:: Data to process
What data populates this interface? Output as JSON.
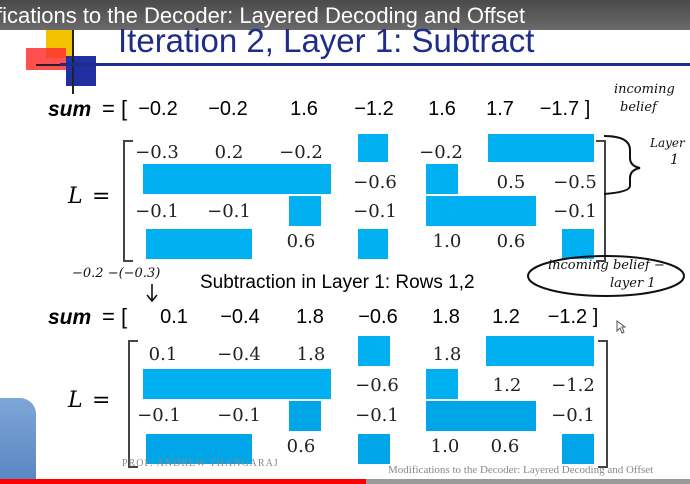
{
  "video": {
    "title": "fications to the Decoder: Layered Decoding and Offset",
    "progress": 0.53
  },
  "slide": {
    "heading": "Iteration 2, Layer 1: Subtract",
    "sum_label": "sum",
    "sum_eq": "= [",
    "sum1": [
      "−0.2",
      "−0.2",
      "1.6",
      "−1.2",
      "1.6",
      "1.7",
      "−1.7 ]"
    ],
    "L_label": "L",
    "equals": "=",
    "matrix1": [
      [
        "−0.3",
        "0.2",
        "−0.2",
        "",
        "−0.2",
        "",
        ""
      ],
      [
        "",
        "",
        "",
        "−0.6",
        "",
        "0.5",
        "−0.5"
      ],
      [
        "−0.1",
        "−0.1",
        "",
        "−0.1",
        "",
        "",
        "−0.1"
      ],
      [
        "",
        "",
        "0.6",
        "",
        "1.0",
        "0.6",
        ""
      ]
    ],
    "subtraction_caption": "Subtraction in Layer 1: Rows 1,2",
    "sum2": [
      "0.1",
      "−0.4",
      "1.8",
      "−0.6",
      "1.8",
      "1.2",
      "−1.2 ]"
    ],
    "matrix2": [
      [
        "0.1",
        "−0.4",
        "1.8",
        "",
        "1.8",
        "",
        ""
      ],
      [
        "",
        "",
        "",
        "−0.6",
        "",
        "1.2",
        "−1.2"
      ],
      [
        "−0.1",
        "−0.1",
        "",
        "−0.1",
        "",
        "",
        "−0.1"
      ],
      [
        "",
        "",
        "0.6",
        "",
        "1.0",
        "0.6",
        ""
      ]
    ],
    "footer_left": "PROF. ANDREW THANGARAJ",
    "footer_right": "Modifications to the Decoder: Layered Decoding and Offset"
  },
  "annotations": {
    "incoming_belief_top": [
      "incoming",
      "belief"
    ],
    "layer_1": [
      "Layer",
      "1"
    ],
    "incoming_belief_layer": [
      "incoming belief −",
      "layer 1"
    ],
    "computation": "−0.2 −(−0.3)"
  },
  "colors": {
    "block": "#00b0f0",
    "heading": "#1f2d8a",
    "progress": "#ff0000"
  }
}
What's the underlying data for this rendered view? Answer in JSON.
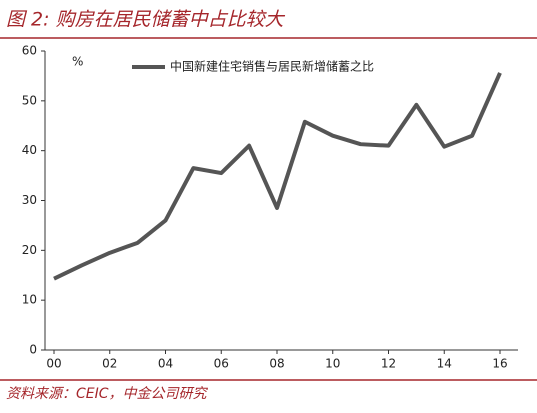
{
  "chart_data": {
    "type": "line",
    "title": "图 2: 购房在居民储蓄中占比较大",
    "y_unit": "%",
    "source": "资料来源：CEIC，中金公司研究",
    "categories": [
      "00",
      null,
      "02",
      null,
      "04",
      null,
      "06",
      null,
      "08",
      null,
      "10",
      null,
      "12",
      null,
      "14",
      null,
      "16"
    ],
    "series": [
      {
        "name": "中国新建住宅销售与居民新增储蓄之比",
        "color": "#555555",
        "values": [
          14.3,
          17,
          19.5,
          21.5,
          26,
          36.5,
          35.5,
          41,
          28.5,
          45.8,
          43,
          41.3,
          41,
          49.2,
          40.8,
          43,
          55.6
        ]
      }
    ],
    "ylim": [
      0,
      60
    ],
    "yticks": [
      0,
      10,
      20,
      30,
      40,
      50,
      60
    ],
    "grid": false,
    "legend": "top"
  }
}
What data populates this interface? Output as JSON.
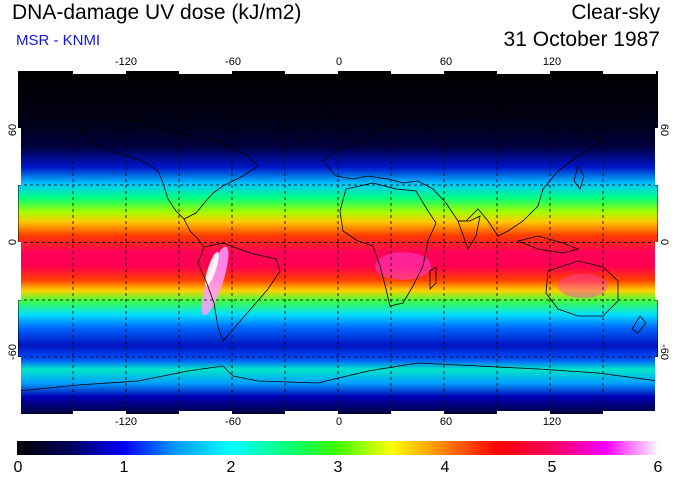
{
  "header": {
    "title": "DNA-damage UV dose (kJ/m2)",
    "subtitle": "MSR - KNMI",
    "product": "Clear-sky",
    "date": "31 October 1987"
  },
  "map": {
    "longitude_ticks": [
      "-120",
      "-60",
      "0",
      "60",
      "120"
    ],
    "latitude_ticks": [
      "60",
      "0",
      "-60"
    ],
    "grid": true,
    "projection": "equirectangular",
    "coastlines": true
  },
  "colorbar": {
    "min": 0,
    "max": 6,
    "labels": [
      "0",
      "1",
      "2",
      "3",
      "4",
      "5",
      "6"
    ],
    "colors": [
      "#000000",
      "#00005a",
      "#0000ff",
      "#00a0ff",
      "#00ffff",
      "#00ff80",
      "#40ff00",
      "#ffff00",
      "#ff8000",
      "#ff0000",
      "#ff0060",
      "#ff00ff",
      "#ffffff"
    ]
  },
  "chart_data": {
    "type": "heatmap",
    "title": "DNA-damage UV dose (kJ/m2)",
    "value_range": [
      0,
      6
    ],
    "approx_zonal_profile": {
      "latitude": [
        90,
        75,
        60,
        50,
        40,
        30,
        20,
        10,
        0,
        -10,
        -20,
        -30,
        -40,
        -50,
        -60,
        -70,
        -80,
        -90
      ],
      "dose": [
        0.0,
        0.05,
        0.6,
        1.3,
        2.2,
        3.2,
        4.3,
        4.8,
        4.9,
        5.0,
        4.8,
        3.6,
        2.5,
        1.8,
        1.4,
        2.3,
        1.2,
        1.0
      ]
    }
  }
}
::::
Work instructions = Repeat the material above verbatim. Leave the pictures behind.

Solution for this task =
What data populates this interface? Output as JSON.
{
  "video": {
    "title": "fications to the Decoder: Layered Decoding and Offset",
    "progress": 0.53
  },
  "slide": {
    "heading": "Iteration 2, Layer 1: Subtract",
    "sum_label": "sum",
    "sum_eq": "= [",
    "sum1": [
      "−0.2",
      "−0.2",
      "1.6",
      "−1.2",
      "1.6",
      "1.7",
      "−1.7 ]"
    ],
    "L_label": "L",
    "equals": "=",
    "matrix1": [
      [
        "−0.3",
        "0.2",
        "−0.2",
        "",
        "−0.2",
        "",
        ""
      ],
      [
        "",
        "",
        "",
        "−0.6",
        "",
        "0.5",
        "−0.5"
      ],
      [
        "−0.1",
        "−0.1",
        "",
        "−0.1",
        "",
        "",
        "−0.1"
      ],
      [
        "",
        "",
        "0.6",
        "",
        "1.0",
        "0.6",
        ""
      ]
    ],
    "subtraction_caption": "Subtraction in Layer 1: Rows 1,2",
    "sum2": [
      "0.1",
      "−0.4",
      "1.8",
      "−0.6",
      "1.8",
      "1.2",
      "−1.2 ]"
    ],
    "matrix2": [
      [
        "0.1",
        "−0.4",
        "1.8",
        "",
        "1.8",
        "",
        ""
      ],
      [
        "",
        "",
        "",
        "−0.6",
        "",
        "1.2",
        "−1.2"
      ],
      [
        "−0.1",
        "−0.1",
        "",
        "−0.1",
        "",
        "",
        "−0.1"
      ],
      [
        "",
        "",
        "0.6",
        "",
        "1.0",
        "0.6",
        ""
      ]
    ],
    "footer_left": "PROF. ANDREW THANGARAJ",
    "footer_right": "Modifications to the Decoder: Layered Decoding and Offset"
  },
  "annotations": {
    "incoming_belief_top": [
      "incoming",
      "belief"
    ],
    "layer_1": [
      "Layer",
      "1"
    ],
    "incoming_belief_layer": [
      "incoming belief −",
      "layer 1"
    ],
    "computation": "−0.2 −(−0.3)"
  },
  "colors": {
    "block": "#00b0f0",
    "heading": "#1f2d8a",
    "progress": "#ff0000"
  }
}
What's the underlying data for this rendered view? Answer in JSON.
{
  "chart_data": {
    "type": "line",
    "title": "图 2: 购房在居民储蓄中占比较大",
    "y_unit": "%",
    "source": "资料来源：CEIC，中金公司研究",
    "categories": [
      "00",
      null,
      "02",
      null,
      "04",
      null,
      "06",
      null,
      "08",
      null,
      "10",
      null,
      "12",
      null,
      "14",
      null,
      "16"
    ],
    "series": [
      {
        "name": "中国新建住宅销售与居民新增储蓄之比",
        "color": "#555555",
        "values": [
          14.3,
          17,
          19.5,
          21.5,
          26,
          36.5,
          35.5,
          41,
          28.5,
          45.8,
          43,
          41.3,
          41,
          49.2,
          40.8,
          43,
          55.6
        ]
      }
    ],
    "ylim": [
      0,
      60
    ],
    "yticks": [
      0,
      10,
      20,
      30,
      40,
      50,
      60
    ],
    "grid": false,
    "legend": "top"
  }
}
What data populates this interface? Output as JSON.
{
  "header": {
    "title": "DNA-damage UV dose (kJ/m2)",
    "subtitle": "MSR - KNMI",
    "product": "Clear-sky",
    "date": "31 October 1987"
  },
  "map": {
    "longitude_ticks": [
      "-120",
      "-60",
      "0",
      "60",
      "120"
    ],
    "latitude_ticks": [
      "60",
      "0",
      "-60"
    ],
    "grid": true,
    "projection": "equirectangular",
    "coastlines": true
  },
  "colorbar": {
    "min": 0,
    "max": 6,
    "labels": [
      "0",
      "1",
      "2",
      "3",
      "4",
      "5",
      "6"
    ],
    "colors": [
      "#000000",
      "#00005a",
      "#0000ff",
      "#00a0ff",
      "#00ffff",
      "#00ff80",
      "#40ff00",
      "#ffff00",
      "#ff8000",
      "#ff0000",
      "#ff0060",
      "#ff00ff",
      "#ffffff"
    ]
  },
  "chart_data": {
    "type": "heatmap",
    "title": "DNA-damage UV dose (kJ/m2)",
    "value_range": [
      0,
      6
    ],
    "approx_zonal_profile": {
      "latitude": [
        90,
        75,
        60,
        50,
        40,
        30,
        20,
        10,
        0,
        -10,
        -20,
        -30,
        -40,
        -50,
        -60,
        -70,
        -80,
        -90
      ],
      "dose": [
        0.0,
        0.05,
        0.6,
        1.3,
        2.2,
        3.2,
        4.3,
        4.8,
        4.9,
        5.0,
        4.8,
        3.6,
        2.5,
        1.8,
        1.4,
        2.3,
        1.2,
        1.0
      ]
    }
  }
}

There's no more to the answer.